*Set problem*: List each line of the data that holds the string "mantissa", please.

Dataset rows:
-.-.-

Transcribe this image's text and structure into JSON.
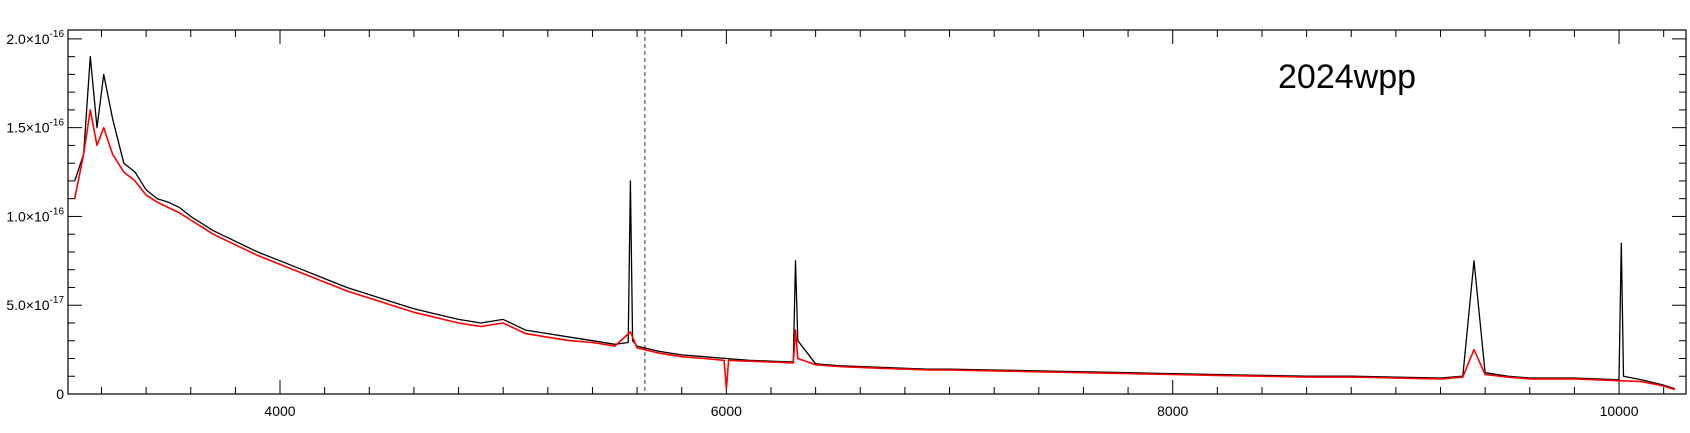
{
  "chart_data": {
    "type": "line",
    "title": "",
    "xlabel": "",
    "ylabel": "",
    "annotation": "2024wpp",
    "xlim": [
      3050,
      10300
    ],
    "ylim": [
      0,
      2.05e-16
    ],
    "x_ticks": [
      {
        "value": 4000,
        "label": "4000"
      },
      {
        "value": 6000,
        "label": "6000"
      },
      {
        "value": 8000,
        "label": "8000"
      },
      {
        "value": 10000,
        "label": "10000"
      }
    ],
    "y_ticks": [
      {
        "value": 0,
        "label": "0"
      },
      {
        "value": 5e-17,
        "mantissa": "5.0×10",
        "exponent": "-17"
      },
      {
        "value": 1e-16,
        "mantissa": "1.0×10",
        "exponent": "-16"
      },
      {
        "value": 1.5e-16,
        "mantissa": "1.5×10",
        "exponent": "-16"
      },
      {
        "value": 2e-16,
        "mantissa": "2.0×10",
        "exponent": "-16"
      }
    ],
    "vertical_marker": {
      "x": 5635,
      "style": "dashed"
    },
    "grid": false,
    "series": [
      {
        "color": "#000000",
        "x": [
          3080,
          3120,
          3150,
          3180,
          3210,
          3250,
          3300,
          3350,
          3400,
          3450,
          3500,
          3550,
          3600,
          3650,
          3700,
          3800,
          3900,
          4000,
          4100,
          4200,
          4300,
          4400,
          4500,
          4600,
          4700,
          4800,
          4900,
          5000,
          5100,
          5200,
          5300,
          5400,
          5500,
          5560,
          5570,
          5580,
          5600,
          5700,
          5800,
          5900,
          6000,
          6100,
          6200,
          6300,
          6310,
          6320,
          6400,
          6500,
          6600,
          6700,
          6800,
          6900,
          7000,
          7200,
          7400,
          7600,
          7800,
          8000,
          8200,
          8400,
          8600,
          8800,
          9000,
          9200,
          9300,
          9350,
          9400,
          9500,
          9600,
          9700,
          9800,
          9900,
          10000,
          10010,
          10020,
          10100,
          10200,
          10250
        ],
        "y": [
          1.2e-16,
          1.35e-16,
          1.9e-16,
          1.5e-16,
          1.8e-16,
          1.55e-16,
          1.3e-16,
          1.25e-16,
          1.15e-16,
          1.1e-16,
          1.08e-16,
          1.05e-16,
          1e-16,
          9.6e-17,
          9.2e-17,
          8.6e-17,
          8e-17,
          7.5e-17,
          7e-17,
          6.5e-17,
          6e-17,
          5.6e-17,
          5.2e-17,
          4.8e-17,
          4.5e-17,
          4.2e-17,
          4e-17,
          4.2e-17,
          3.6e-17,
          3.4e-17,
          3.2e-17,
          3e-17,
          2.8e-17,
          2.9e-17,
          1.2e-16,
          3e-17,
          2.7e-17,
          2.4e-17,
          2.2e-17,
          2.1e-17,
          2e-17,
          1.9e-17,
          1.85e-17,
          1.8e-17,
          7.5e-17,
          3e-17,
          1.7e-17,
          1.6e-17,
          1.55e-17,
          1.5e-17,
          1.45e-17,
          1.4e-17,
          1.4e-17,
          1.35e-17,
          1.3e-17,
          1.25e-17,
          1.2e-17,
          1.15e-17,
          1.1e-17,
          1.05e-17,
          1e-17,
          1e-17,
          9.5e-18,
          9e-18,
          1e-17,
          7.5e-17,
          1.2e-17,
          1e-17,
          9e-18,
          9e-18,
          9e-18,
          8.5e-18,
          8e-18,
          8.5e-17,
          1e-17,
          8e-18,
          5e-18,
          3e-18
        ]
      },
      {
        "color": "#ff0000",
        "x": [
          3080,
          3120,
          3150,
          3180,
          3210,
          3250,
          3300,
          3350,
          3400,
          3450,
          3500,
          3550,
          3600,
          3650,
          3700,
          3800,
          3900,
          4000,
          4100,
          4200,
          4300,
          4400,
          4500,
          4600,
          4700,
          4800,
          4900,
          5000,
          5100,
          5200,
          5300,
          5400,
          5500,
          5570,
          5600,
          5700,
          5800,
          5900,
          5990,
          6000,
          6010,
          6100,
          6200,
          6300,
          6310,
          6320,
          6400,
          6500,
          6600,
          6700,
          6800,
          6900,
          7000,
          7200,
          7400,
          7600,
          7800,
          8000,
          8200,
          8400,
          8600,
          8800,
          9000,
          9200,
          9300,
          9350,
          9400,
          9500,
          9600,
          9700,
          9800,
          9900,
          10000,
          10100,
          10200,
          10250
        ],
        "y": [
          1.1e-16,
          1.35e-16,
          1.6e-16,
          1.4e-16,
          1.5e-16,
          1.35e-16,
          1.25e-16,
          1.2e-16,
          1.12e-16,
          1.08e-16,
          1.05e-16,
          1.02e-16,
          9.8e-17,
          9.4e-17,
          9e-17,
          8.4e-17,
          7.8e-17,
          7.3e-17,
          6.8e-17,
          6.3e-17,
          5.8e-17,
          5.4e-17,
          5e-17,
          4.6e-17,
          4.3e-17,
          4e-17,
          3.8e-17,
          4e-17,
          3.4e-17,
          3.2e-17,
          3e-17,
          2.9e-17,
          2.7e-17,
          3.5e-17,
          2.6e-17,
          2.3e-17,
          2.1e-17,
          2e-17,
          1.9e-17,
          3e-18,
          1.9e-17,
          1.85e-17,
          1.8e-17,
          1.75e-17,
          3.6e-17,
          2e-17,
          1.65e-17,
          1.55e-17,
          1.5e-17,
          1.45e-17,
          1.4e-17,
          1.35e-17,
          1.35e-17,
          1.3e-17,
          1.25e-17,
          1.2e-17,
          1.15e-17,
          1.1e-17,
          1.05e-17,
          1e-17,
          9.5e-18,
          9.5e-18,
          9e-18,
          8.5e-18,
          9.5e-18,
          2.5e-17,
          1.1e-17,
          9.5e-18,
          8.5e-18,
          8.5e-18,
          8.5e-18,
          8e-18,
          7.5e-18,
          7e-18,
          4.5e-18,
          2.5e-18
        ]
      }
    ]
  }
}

-.-.-

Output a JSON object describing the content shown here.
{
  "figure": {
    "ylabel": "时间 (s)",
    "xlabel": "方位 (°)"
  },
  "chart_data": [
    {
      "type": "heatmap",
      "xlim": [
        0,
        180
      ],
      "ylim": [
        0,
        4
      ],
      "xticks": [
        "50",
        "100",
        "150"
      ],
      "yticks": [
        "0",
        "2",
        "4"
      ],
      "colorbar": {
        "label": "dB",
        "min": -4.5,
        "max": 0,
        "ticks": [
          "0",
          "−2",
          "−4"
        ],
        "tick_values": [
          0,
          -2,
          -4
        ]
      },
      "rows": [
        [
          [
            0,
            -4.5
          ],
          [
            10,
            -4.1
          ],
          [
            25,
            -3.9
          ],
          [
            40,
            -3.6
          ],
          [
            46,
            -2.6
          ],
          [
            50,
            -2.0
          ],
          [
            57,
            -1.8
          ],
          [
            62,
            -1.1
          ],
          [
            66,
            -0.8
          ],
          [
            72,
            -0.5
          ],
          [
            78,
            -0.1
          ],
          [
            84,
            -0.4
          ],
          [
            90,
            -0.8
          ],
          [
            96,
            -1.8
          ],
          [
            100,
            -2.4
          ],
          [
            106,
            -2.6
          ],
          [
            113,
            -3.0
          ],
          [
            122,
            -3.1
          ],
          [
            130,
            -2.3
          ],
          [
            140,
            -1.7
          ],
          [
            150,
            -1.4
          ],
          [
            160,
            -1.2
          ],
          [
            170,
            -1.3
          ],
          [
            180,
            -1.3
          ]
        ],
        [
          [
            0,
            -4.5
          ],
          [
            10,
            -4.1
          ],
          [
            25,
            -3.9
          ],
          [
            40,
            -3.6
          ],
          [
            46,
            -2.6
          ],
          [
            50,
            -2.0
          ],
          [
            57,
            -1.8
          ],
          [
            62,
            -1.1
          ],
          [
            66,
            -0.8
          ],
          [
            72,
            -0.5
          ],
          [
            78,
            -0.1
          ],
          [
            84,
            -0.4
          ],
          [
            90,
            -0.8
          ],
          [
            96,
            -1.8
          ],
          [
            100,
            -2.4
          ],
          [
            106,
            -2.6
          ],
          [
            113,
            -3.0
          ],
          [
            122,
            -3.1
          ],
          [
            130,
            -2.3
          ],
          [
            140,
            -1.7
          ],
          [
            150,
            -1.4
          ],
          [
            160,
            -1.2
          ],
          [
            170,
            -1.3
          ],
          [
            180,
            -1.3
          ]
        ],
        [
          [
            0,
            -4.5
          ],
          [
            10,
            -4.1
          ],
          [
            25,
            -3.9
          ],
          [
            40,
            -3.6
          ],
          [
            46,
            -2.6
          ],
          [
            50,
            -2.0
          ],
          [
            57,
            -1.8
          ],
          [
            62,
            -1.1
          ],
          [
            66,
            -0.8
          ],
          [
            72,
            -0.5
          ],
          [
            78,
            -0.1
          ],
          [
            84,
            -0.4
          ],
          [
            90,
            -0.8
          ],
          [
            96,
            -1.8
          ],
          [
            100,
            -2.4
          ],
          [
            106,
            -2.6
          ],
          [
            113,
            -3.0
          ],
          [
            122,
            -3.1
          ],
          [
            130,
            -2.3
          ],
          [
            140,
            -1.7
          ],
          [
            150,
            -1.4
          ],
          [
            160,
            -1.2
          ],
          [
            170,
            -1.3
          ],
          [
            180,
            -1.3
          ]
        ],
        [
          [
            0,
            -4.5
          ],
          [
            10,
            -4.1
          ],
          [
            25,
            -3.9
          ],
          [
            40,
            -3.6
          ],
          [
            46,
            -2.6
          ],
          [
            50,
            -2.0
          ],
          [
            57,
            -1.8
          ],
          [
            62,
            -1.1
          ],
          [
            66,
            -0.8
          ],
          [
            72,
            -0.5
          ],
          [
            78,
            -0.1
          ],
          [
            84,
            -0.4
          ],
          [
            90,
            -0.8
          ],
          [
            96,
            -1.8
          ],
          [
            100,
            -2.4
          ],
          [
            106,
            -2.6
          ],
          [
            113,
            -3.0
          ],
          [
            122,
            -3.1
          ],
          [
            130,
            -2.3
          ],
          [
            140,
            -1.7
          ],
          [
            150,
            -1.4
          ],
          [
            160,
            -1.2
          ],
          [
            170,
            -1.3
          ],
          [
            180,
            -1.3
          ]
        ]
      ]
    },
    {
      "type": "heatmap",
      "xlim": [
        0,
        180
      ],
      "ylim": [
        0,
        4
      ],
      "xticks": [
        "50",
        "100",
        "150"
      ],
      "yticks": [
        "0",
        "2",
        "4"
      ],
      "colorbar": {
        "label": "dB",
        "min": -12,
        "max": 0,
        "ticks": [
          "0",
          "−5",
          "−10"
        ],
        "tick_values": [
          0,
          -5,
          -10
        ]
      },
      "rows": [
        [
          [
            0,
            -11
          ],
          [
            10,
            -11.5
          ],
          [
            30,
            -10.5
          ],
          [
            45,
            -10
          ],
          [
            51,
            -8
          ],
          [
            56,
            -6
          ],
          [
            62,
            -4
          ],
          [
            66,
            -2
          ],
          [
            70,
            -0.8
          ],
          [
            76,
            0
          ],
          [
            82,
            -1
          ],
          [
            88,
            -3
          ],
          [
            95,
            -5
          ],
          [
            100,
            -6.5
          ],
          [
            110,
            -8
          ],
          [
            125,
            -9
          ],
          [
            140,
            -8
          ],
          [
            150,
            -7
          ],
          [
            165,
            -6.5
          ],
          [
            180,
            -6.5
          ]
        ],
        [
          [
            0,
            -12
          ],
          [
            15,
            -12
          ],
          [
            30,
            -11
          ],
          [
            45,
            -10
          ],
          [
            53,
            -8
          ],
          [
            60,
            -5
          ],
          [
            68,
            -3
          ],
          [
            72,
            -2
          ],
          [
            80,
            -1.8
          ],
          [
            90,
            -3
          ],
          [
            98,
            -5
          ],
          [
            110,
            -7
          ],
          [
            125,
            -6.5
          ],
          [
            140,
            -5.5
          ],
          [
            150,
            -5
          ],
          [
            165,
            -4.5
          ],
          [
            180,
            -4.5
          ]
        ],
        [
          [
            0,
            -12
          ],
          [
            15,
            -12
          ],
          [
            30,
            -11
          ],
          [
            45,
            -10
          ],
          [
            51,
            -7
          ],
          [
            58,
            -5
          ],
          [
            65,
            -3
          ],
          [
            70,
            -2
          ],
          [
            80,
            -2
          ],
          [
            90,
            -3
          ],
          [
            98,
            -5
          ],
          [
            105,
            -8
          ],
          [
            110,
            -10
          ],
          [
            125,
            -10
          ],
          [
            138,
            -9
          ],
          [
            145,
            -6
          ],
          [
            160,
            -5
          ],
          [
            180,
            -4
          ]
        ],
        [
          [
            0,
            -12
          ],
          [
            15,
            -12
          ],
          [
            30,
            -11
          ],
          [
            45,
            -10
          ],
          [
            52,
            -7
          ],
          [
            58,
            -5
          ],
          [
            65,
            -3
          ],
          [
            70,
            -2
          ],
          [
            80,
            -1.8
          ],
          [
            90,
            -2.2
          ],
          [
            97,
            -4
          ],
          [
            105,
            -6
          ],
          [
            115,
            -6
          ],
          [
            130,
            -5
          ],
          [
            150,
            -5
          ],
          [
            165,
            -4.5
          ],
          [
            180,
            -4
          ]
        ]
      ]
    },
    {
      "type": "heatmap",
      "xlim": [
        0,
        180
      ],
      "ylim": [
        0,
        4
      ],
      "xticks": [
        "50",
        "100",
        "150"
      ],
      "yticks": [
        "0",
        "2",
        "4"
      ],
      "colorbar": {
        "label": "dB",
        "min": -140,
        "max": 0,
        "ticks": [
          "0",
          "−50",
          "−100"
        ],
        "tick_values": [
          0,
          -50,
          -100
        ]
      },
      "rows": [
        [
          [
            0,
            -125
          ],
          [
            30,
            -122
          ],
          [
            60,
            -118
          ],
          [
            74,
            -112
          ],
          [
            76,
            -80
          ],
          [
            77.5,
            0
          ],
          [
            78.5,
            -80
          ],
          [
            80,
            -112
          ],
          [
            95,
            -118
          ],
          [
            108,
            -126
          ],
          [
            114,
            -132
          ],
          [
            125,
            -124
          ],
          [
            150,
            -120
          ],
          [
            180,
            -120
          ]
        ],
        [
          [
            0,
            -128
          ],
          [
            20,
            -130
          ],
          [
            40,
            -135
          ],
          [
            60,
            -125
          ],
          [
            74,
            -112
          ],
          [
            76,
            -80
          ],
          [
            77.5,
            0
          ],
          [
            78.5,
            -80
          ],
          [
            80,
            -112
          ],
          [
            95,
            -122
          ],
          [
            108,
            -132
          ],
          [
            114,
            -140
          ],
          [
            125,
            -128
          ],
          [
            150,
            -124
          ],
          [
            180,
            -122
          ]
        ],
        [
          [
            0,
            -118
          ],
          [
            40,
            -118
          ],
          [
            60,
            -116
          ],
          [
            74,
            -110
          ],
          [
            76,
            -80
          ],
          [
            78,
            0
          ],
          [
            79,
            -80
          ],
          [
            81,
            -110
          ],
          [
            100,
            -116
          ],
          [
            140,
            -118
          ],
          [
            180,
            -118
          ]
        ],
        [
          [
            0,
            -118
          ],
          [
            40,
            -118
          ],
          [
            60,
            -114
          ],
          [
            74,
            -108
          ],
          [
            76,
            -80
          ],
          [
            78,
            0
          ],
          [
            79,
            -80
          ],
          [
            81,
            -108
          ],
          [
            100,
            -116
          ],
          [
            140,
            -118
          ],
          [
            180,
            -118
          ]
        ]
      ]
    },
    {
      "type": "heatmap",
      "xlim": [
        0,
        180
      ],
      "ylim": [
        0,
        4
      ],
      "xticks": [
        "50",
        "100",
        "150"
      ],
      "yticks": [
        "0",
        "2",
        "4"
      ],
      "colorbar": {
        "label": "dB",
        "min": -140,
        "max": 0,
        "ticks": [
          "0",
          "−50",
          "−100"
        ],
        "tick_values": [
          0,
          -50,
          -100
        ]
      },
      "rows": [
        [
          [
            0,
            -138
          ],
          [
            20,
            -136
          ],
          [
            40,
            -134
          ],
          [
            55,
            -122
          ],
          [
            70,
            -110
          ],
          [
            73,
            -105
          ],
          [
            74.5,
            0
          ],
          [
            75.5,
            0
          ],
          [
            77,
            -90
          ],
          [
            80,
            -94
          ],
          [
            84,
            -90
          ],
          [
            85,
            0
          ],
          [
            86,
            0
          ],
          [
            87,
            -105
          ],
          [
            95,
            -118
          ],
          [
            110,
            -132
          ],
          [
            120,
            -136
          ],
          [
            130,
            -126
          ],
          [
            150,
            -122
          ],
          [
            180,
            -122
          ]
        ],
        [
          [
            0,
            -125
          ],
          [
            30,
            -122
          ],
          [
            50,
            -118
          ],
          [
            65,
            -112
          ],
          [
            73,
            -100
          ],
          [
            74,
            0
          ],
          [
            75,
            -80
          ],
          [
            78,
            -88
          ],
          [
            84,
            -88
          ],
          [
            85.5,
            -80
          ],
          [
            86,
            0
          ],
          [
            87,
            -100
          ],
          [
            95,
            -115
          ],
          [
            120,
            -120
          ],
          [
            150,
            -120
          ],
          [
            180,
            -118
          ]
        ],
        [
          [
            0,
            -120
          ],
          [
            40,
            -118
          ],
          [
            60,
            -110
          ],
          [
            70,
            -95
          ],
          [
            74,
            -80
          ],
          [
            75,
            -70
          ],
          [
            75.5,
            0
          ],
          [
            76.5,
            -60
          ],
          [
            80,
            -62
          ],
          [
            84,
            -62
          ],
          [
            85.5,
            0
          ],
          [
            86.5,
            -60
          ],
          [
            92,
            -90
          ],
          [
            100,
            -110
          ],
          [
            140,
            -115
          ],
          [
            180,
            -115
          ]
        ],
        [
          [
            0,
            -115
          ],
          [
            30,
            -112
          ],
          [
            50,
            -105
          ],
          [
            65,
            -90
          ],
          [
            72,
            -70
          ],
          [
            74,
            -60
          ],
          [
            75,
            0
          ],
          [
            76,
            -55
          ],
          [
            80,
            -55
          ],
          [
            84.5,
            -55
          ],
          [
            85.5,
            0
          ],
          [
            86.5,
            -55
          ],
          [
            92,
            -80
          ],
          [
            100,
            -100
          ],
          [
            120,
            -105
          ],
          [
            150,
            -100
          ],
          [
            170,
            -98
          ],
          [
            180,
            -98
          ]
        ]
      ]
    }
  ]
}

-.-.-

*Correct response*:
        "mantissa": "5.0×10",
        "mantissa": "1.0×10",
        "mantissa": "1.5×10",
        "mantissa": "2.0×10",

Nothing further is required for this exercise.